Les syndicats, en effet, commencent à fatiguer l’opinion, qui leur était d’abord favorable ; les derniers événemens de Toulouse, après tant d’autres, ne sont pas de nature à leur ramener les sympathies publiques. On réclame des sévérités nouvelles, imposant aux syndicats solidairement des responsabilités pécuniaires et à leurs chefs des responsabilités personnelles, en cas de violences ou de dégâts matériels provoqués par eux. Qu’auraient à dire aussi les syndicats ouvriers, qui s’arrogent le privilège exclusif de conférer le droit au travail, si l’on proposait de leur appliquer les prescriptions pénales contre les accapareurs? Dans les couloirs de la chambre on a même parlé un instant de recourir aux lois rigoureuses de la Convention. Plaise plutôt au quatrième État de consentir à rentrer dans le droit commun. Sinon, son omnipotence susciterait bientôt les révoltes d’un cinquième État, qui se plaindrait à son tour de n’être rien et voudrait être tout[1]. Ce serait sans cesse à recommencer.

◇ ◇ ◇

▸ EXERCICE PROPOSÉ 1
Recopiez intégralement le texte sur les syndicats, sans y apporter la moindre modification.
Le texte et les lignes n'ont aucun rapport entre eux.

Lignes de mise en page

◇ ◇ ◇

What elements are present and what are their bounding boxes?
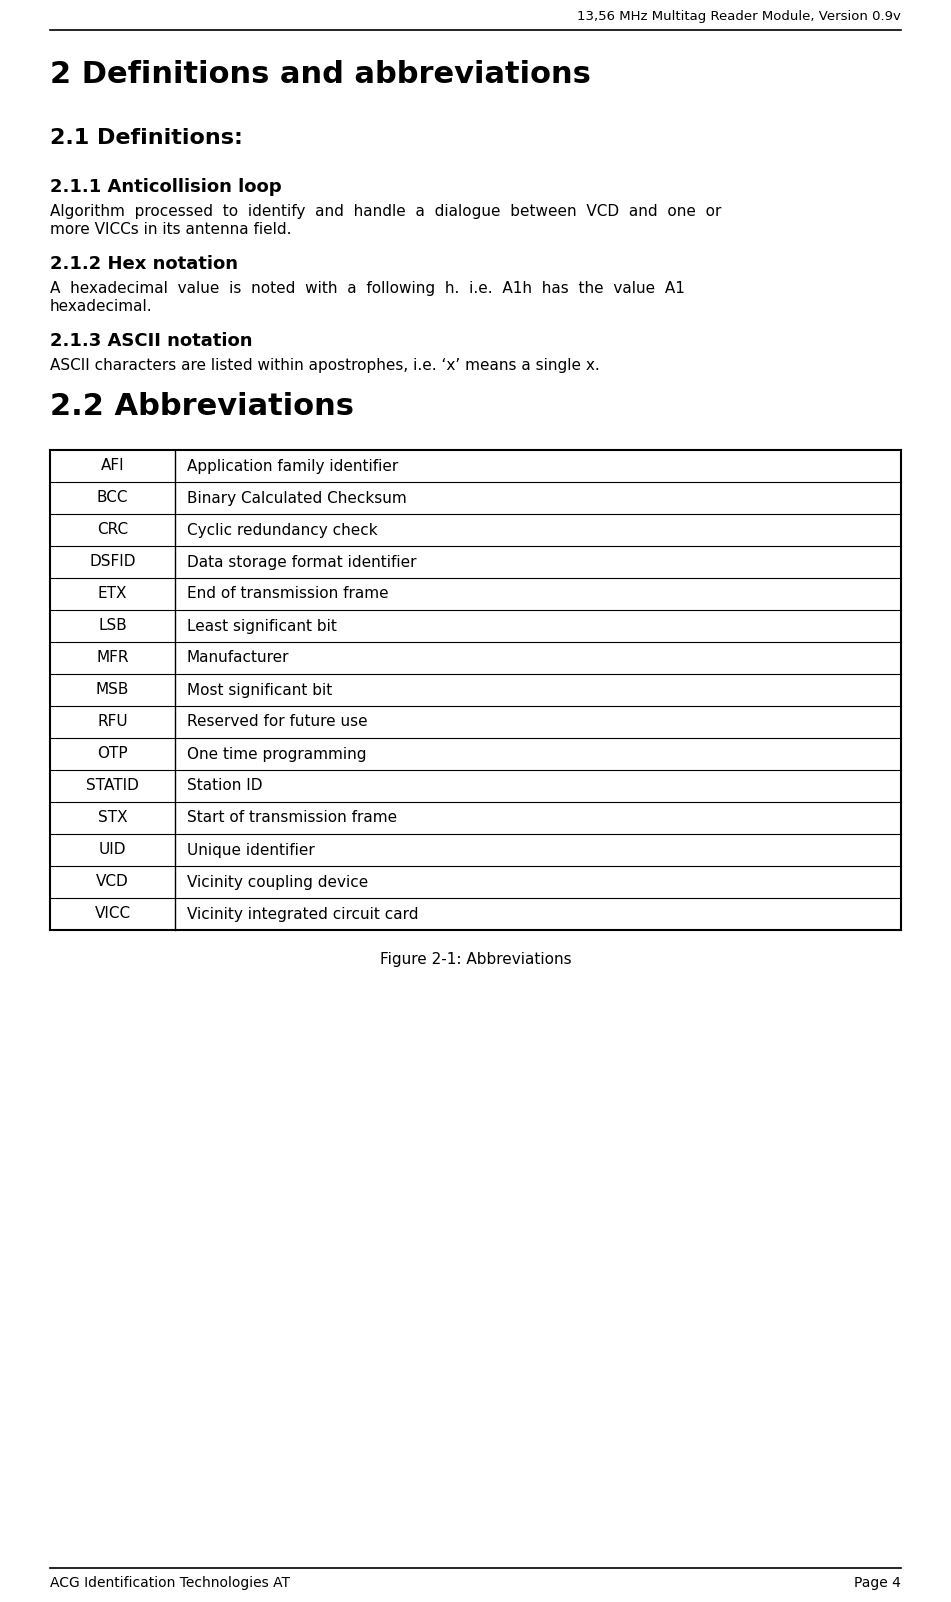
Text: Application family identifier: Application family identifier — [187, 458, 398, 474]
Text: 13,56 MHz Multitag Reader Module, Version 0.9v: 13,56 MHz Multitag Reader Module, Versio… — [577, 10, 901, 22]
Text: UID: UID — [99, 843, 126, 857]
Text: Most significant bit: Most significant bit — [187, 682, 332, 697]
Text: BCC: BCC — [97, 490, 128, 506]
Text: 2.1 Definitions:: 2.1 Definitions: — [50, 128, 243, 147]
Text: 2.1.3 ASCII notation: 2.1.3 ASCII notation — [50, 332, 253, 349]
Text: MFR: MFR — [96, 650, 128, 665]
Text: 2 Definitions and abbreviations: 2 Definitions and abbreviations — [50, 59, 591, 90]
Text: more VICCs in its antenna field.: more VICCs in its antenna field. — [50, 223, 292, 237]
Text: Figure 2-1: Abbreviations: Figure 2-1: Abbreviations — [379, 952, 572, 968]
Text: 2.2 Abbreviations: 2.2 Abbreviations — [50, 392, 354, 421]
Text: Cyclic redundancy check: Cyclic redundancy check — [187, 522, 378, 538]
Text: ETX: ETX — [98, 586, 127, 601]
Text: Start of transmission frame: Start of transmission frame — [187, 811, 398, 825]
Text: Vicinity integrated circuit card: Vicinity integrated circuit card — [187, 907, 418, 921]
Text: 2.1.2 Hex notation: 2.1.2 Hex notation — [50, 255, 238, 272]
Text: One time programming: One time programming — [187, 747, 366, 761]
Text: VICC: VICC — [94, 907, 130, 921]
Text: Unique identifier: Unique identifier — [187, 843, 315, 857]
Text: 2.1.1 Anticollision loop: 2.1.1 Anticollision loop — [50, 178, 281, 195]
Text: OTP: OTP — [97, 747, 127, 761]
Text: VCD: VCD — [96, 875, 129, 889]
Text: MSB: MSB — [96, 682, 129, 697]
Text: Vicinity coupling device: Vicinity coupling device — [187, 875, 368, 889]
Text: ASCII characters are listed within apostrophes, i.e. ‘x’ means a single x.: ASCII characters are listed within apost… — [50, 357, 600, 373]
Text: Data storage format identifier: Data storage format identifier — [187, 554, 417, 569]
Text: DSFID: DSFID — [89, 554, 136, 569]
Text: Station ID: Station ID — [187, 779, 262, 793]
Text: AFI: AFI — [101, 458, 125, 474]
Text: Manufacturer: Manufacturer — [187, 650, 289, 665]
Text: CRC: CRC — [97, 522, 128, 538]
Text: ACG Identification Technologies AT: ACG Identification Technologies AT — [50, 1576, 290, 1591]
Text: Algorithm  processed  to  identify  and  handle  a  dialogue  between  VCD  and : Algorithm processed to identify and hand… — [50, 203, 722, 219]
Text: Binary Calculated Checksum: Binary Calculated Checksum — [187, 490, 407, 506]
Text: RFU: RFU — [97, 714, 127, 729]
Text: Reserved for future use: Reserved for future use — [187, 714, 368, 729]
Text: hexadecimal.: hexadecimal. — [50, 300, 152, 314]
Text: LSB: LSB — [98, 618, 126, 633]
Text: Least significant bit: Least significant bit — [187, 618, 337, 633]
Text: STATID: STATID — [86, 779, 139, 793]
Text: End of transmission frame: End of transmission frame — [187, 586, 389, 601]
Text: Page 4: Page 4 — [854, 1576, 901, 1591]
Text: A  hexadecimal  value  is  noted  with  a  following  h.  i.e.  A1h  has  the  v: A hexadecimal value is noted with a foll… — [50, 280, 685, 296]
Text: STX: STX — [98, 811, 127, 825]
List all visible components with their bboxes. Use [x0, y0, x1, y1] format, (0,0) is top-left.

◇ ◇ ◇

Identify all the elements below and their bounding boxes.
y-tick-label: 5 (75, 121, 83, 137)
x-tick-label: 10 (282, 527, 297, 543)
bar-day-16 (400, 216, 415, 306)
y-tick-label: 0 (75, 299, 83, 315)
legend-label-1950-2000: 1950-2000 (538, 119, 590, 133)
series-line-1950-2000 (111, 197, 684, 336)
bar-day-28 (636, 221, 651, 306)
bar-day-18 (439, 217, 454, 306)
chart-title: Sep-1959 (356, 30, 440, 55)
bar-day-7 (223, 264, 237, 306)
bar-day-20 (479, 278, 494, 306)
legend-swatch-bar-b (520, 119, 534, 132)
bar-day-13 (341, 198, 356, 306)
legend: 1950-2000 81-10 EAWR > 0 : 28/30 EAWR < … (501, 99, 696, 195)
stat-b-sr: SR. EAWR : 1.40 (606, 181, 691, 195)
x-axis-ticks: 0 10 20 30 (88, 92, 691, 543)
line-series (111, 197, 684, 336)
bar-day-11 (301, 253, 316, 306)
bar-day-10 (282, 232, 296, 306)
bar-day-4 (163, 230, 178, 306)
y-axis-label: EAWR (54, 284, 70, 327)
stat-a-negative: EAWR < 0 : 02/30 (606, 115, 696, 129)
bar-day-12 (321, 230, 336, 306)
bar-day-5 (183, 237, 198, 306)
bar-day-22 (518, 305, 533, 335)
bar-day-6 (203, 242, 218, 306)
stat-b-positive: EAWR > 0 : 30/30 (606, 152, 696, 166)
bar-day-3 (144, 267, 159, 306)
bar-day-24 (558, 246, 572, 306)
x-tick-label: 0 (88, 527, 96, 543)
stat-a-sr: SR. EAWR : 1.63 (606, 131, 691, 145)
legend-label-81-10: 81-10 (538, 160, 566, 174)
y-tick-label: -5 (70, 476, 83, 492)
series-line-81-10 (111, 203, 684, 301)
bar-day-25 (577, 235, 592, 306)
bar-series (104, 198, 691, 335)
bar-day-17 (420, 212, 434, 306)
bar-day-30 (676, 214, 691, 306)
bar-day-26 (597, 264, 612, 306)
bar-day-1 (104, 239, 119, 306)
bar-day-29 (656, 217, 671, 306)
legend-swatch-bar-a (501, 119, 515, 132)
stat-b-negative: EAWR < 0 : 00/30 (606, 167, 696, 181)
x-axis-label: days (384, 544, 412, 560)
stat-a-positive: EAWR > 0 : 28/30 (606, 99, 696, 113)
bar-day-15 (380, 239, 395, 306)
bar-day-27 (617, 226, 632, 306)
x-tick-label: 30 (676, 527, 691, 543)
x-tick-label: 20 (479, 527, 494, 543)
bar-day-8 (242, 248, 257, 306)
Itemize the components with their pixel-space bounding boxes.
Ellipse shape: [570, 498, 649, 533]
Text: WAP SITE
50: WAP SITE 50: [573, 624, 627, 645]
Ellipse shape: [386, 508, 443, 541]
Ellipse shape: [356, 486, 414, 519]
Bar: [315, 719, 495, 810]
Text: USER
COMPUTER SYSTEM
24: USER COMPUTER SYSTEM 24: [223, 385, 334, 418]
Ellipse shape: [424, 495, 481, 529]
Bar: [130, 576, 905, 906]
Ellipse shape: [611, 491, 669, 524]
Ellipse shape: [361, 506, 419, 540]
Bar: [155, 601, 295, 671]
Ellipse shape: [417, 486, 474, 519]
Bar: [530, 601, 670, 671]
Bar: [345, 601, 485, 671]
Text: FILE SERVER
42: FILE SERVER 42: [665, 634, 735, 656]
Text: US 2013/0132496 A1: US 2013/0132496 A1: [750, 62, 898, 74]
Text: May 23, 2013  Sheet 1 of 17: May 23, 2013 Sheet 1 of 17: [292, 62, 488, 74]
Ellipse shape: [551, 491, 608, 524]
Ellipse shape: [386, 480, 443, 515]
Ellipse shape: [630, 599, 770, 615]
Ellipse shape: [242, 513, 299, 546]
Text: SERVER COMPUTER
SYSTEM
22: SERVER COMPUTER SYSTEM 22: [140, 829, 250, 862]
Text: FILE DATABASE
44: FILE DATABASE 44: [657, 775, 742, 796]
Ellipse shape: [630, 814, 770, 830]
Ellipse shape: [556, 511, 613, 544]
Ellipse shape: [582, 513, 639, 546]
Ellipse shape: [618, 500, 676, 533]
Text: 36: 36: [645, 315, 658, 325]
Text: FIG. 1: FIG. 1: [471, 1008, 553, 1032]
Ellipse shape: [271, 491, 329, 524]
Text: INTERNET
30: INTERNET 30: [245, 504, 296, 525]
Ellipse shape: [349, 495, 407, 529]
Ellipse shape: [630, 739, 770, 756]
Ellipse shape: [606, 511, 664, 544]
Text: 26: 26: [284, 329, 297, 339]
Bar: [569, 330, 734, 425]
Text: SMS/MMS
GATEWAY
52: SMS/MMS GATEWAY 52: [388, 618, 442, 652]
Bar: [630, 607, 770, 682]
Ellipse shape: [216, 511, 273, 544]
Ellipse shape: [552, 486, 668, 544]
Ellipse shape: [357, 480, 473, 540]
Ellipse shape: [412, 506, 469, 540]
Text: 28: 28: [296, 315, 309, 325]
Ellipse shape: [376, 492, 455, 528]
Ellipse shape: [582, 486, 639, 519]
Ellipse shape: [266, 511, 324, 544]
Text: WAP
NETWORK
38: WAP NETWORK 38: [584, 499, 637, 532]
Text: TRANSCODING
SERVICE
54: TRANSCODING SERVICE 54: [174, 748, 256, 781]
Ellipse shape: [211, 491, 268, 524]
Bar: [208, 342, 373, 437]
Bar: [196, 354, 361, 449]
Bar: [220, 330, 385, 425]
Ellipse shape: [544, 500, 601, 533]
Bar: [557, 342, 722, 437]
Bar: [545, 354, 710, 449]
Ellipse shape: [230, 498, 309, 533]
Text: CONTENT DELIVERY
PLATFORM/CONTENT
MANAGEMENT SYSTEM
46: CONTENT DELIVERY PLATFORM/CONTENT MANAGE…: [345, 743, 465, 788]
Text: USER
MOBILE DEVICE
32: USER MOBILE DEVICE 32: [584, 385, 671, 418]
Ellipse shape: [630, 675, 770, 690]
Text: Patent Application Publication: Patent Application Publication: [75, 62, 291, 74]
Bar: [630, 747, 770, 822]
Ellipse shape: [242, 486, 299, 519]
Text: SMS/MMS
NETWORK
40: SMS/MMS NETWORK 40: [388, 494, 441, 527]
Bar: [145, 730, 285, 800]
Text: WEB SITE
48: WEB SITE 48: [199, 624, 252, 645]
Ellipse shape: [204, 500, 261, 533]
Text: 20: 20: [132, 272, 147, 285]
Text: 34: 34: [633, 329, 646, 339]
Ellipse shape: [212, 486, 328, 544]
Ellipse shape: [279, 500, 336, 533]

◇ ◇ ◇

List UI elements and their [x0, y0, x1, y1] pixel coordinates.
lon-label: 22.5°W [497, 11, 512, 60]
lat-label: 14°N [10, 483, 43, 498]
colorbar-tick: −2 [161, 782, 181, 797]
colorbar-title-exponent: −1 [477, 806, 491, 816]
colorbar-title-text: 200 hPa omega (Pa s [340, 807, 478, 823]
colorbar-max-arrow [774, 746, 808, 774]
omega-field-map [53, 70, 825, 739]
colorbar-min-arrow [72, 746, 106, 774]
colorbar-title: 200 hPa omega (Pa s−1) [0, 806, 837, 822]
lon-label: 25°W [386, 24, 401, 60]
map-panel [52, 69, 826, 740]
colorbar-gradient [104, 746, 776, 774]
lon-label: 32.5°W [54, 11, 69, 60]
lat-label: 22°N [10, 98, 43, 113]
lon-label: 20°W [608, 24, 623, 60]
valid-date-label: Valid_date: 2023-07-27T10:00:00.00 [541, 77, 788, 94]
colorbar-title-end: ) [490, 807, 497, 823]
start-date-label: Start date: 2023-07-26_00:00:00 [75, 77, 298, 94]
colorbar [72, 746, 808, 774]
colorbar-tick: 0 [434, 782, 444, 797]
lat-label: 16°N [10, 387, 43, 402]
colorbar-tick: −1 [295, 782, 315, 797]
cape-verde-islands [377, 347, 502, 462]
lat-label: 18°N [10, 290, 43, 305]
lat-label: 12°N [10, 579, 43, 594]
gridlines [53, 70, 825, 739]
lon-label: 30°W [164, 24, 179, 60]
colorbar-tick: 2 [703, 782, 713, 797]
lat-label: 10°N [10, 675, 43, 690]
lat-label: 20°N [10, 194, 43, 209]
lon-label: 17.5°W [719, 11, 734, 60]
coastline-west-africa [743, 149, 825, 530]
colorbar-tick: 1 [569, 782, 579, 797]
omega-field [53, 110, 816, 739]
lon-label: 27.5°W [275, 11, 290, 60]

◇ ◇ ◇

▸ EXERCICE PROPOSÉ 2
Parmi les lignes, reprenez la partie qui s'ouvre sur la ligne contenant « List UI elements » et se clôt sur celle contenant « colorbar-title-end: ) [490, 807, 497, 823] », ces deux lignes comprises, en remplaçant « lat-label » par « latitude-label » et sans rien changer d'autre. Ne donnez que cette partie.

▸ RÉPONSE COMPLÈTE 1
Les syndicats, en effet, commencent à fatiguer l’opinion, qui leur était d’abord favorable ; les derniers événemens de Toulouse, après tant d’autres, ne sont pas de nature à leur ramener les sympathies publiques. On réclame des sévérités nouvelles, imposant aux syndicats solidairement des responsabilités pécuniaires et à leurs chefs des responsabilités personnelles, en cas de violences ou de dégâts matériels provoqués par eux. Qu’auraient à dire aussi les syndicats ouvriers, qui s’arrogent le privilège exclusif de conférer le droit au travail, si l’on proposait de leur appliquer les prescriptions pénales contre les accapareurs? Dans les couloirs de la chambre on a même parlé un instant de recourir aux lois rigoureuses de la Convention. Plaise plutôt au quatrième État de consentir à rentrer dans le droit commun. Sinon, son omnipotence susciterait bientôt les révoltes d’un cinquième État, qui se plaindrait à son tour de n’être rien et voudrait être tout[1]. Ce serait sans cesse à recommencer.

▸ RÉPONSE COMPLÈTE 2
List UI elements and their [x0, y0, x1, y1] pixel coordinates.
lon-label: 22.5°W [497, 11, 512, 60]
latitude-label: 14°N [10, 483, 43, 498]
colorbar-tick: −2 [161, 782, 181, 797]
colorbar-title-exponent: −1 [477, 806, 491, 816]
colorbar-title-text: 200 hPa omega (Pa s [340, 807, 478, 823]
colorbar-max-arrow [774, 746, 808, 774]
omega-field-map [53, 70, 825, 739]
colorbar-min-arrow [72, 746, 106, 774]
colorbar-title: 200 hPa omega (Pa s−1) [0, 806, 837, 822]
lon-label: 25°W [386, 24, 401, 60]
map-panel [52, 69, 826, 740]
colorbar-gradient [104, 746, 776, 774]
lon-label: 32.5°W [54, 11, 69, 60]
latitude-label: 22°N [10, 98, 43, 113]
lon-label: 20°W [608, 24, 623, 60]
valid-date-label: Valid_date: 2023-07-27T10:00:00.00 [541, 77, 788, 94]
colorbar-title-end: ) [490, 807, 497, 823]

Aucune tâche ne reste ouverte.